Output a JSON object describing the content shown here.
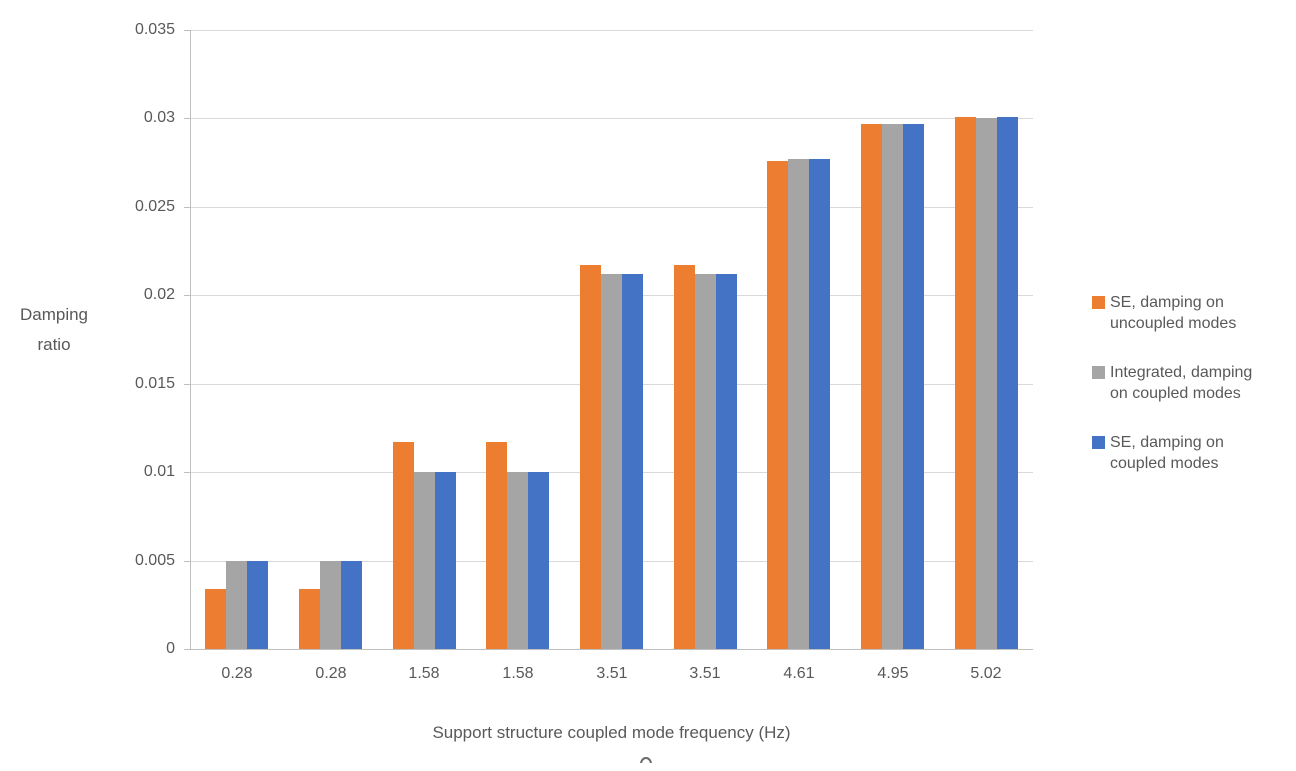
{
  "chart_data": {
    "type": "bar",
    "title": "",
    "xlabel": "Support structure coupled mode frequency (Hz)",
    "ylabel": "Damping\nratio",
    "ylim": [
      0,
      0.035
    ],
    "ytick_step": 0.005,
    "yticks": [
      "0",
      "0.005",
      "0.01",
      "0.015",
      "0.02",
      "0.025",
      "0.03",
      "0.035"
    ],
    "grid": true,
    "legend_position": "right",
    "categories": [
      "0.28",
      "0.28",
      "1.58",
      "1.58",
      "3.51",
      "3.51",
      "4.61",
      "4.95",
      "5.02"
    ],
    "series": [
      {
        "name": "SE, damping on uncoupled modes",
        "label_wrapped": "SE, damping on\nuncoupled modes",
        "color": "#ED7D31",
        "values": [
          0.0034,
          0.0034,
          0.0117,
          0.0117,
          0.0217,
          0.0217,
          0.0276,
          0.0297,
          0.0301
        ]
      },
      {
        "name": "Integrated, damping on coupled modes",
        "label_wrapped": "Integrated, damping\non coupled modes",
        "color": "#A5A5A5",
        "values": [
          0.005,
          0.005,
          0.01,
          0.01,
          0.0212,
          0.0212,
          0.0277,
          0.0297,
          0.03
        ]
      },
      {
        "name": "SE, damping on coupled modes",
        "label_wrapped": "SE, damping on\ncoupled modes",
        "color": "#4472C4",
        "values": [
          0.005,
          0.005,
          0.01,
          0.01,
          0.0212,
          0.0212,
          0.0277,
          0.0297,
          0.0301
        ]
      }
    ]
  },
  "style_colors": {
    "gridline": "#D9D9D9",
    "axis_line": "#BFBFBF",
    "text": "#595959"
  }
}
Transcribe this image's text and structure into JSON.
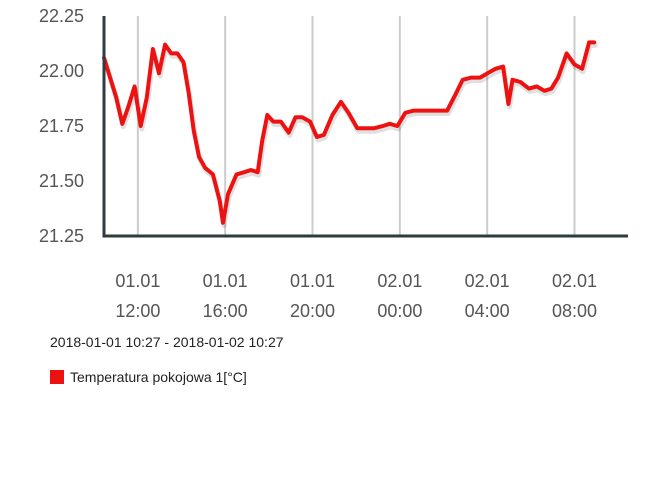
{
  "chart_data": {
    "type": "line",
    "title": "",
    "xlabel": "",
    "ylabel": "",
    "ylim": [
      21.25,
      22.25
    ],
    "yticks": [
      "22.25",
      "22.00",
      "21.75",
      "21.50",
      "21.25"
    ],
    "xlim_hours": [
      10.45,
      34.45
    ],
    "xticks": [
      {
        "date": "01.01",
        "time": "12:00"
      },
      {
        "date": "01.01",
        "time": "16:00"
      },
      {
        "date": "01.01",
        "time": "20:00"
      },
      {
        "date": "02.01",
        "time": "00:00"
      },
      {
        "date": "02.01",
        "time": "04:00"
      },
      {
        "date": "02.01",
        "time": "08:00"
      }
    ],
    "grid": "vertical",
    "legend_position": "bottom-left",
    "series": [
      {
        "name": "Temperatura pokojowa 1[°C]",
        "color": "#ee1111",
        "points": [
          [
            10.45,
            22.06
          ],
          [
            10.73,
            21.97
          ],
          [
            11.01,
            21.88
          ],
          [
            11.29,
            21.76
          ],
          [
            11.57,
            21.84
          ],
          [
            11.85,
            21.93
          ],
          [
            12.13,
            21.75
          ],
          [
            12.41,
            21.88
          ],
          [
            12.69,
            22.1
          ],
          [
            12.97,
            21.99
          ],
          [
            13.25,
            22.12
          ],
          [
            13.53,
            22.08
          ],
          [
            13.81,
            22.08
          ],
          [
            14.09,
            22.04
          ],
          [
            14.33,
            21.9
          ],
          [
            14.56,
            21.73
          ],
          [
            14.8,
            21.61
          ],
          [
            15.08,
            21.56
          ],
          [
            15.44,
            21.53
          ],
          [
            15.75,
            21.41
          ],
          [
            15.9,
            21.31
          ],
          [
            16.13,
            21.44
          ],
          [
            16.52,
            21.53
          ],
          [
            16.87,
            21.54
          ],
          [
            17.18,
            21.55
          ],
          [
            17.49,
            21.54
          ],
          [
            17.69,
            21.68
          ],
          [
            17.93,
            21.8
          ],
          [
            18.2,
            21.77
          ],
          [
            18.55,
            21.77
          ],
          [
            18.91,
            21.72
          ],
          [
            19.22,
            21.79
          ],
          [
            19.53,
            21.79
          ],
          [
            19.89,
            21.77
          ],
          [
            20.2,
            21.7
          ],
          [
            20.52,
            21.71
          ],
          [
            20.91,
            21.8
          ],
          [
            21.3,
            21.86
          ],
          [
            21.65,
            21.81
          ],
          [
            22.05,
            21.74
          ],
          [
            22.44,
            21.74
          ],
          [
            22.83,
            21.74
          ],
          [
            23.22,
            21.75
          ],
          [
            23.54,
            21.76
          ],
          [
            23.89,
            21.75
          ],
          [
            24.25,
            21.81
          ],
          [
            24.64,
            21.82
          ],
          [
            25.03,
            21.82
          ],
          [
            25.43,
            21.82
          ],
          [
            25.82,
            21.82
          ],
          [
            26.17,
            21.82
          ],
          [
            26.53,
            21.89
          ],
          [
            26.88,
            21.96
          ],
          [
            27.27,
            21.97
          ],
          [
            27.67,
            21.97
          ],
          [
            28.02,
            21.99
          ],
          [
            28.38,
            22.01
          ],
          [
            28.73,
            22.02
          ],
          [
            28.97,
            21.85
          ],
          [
            29.16,
            21.96
          ],
          [
            29.52,
            21.95
          ],
          [
            29.91,
            21.92
          ],
          [
            30.27,
            21.93
          ],
          [
            30.62,
            21.91
          ],
          [
            30.94,
            21.92
          ],
          [
            31.25,
            21.97
          ],
          [
            31.64,
            22.08
          ],
          [
            32.0,
            22.03
          ],
          [
            32.35,
            22.01
          ],
          [
            32.67,
            22.13
          ],
          [
            32.9,
            22.13
          ]
        ]
      }
    ]
  },
  "date_range": "2018-01-01 10:27 - 2018-01-02 10:27",
  "legend": {
    "label": "Temperatura pokojowa 1[°C]",
    "color": "#ee1111"
  }
}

* * *

▶ _WHAT YOU ARE ASKED TO DO_:
Go through the data above and find the lines with the word "pokojowa". Copy each of those lines.

▶ _OUTPUT_:
        "name": "Temperatura pokojowa 1[°C]",
    "label": "Temperatura pokojowa 1[°C]",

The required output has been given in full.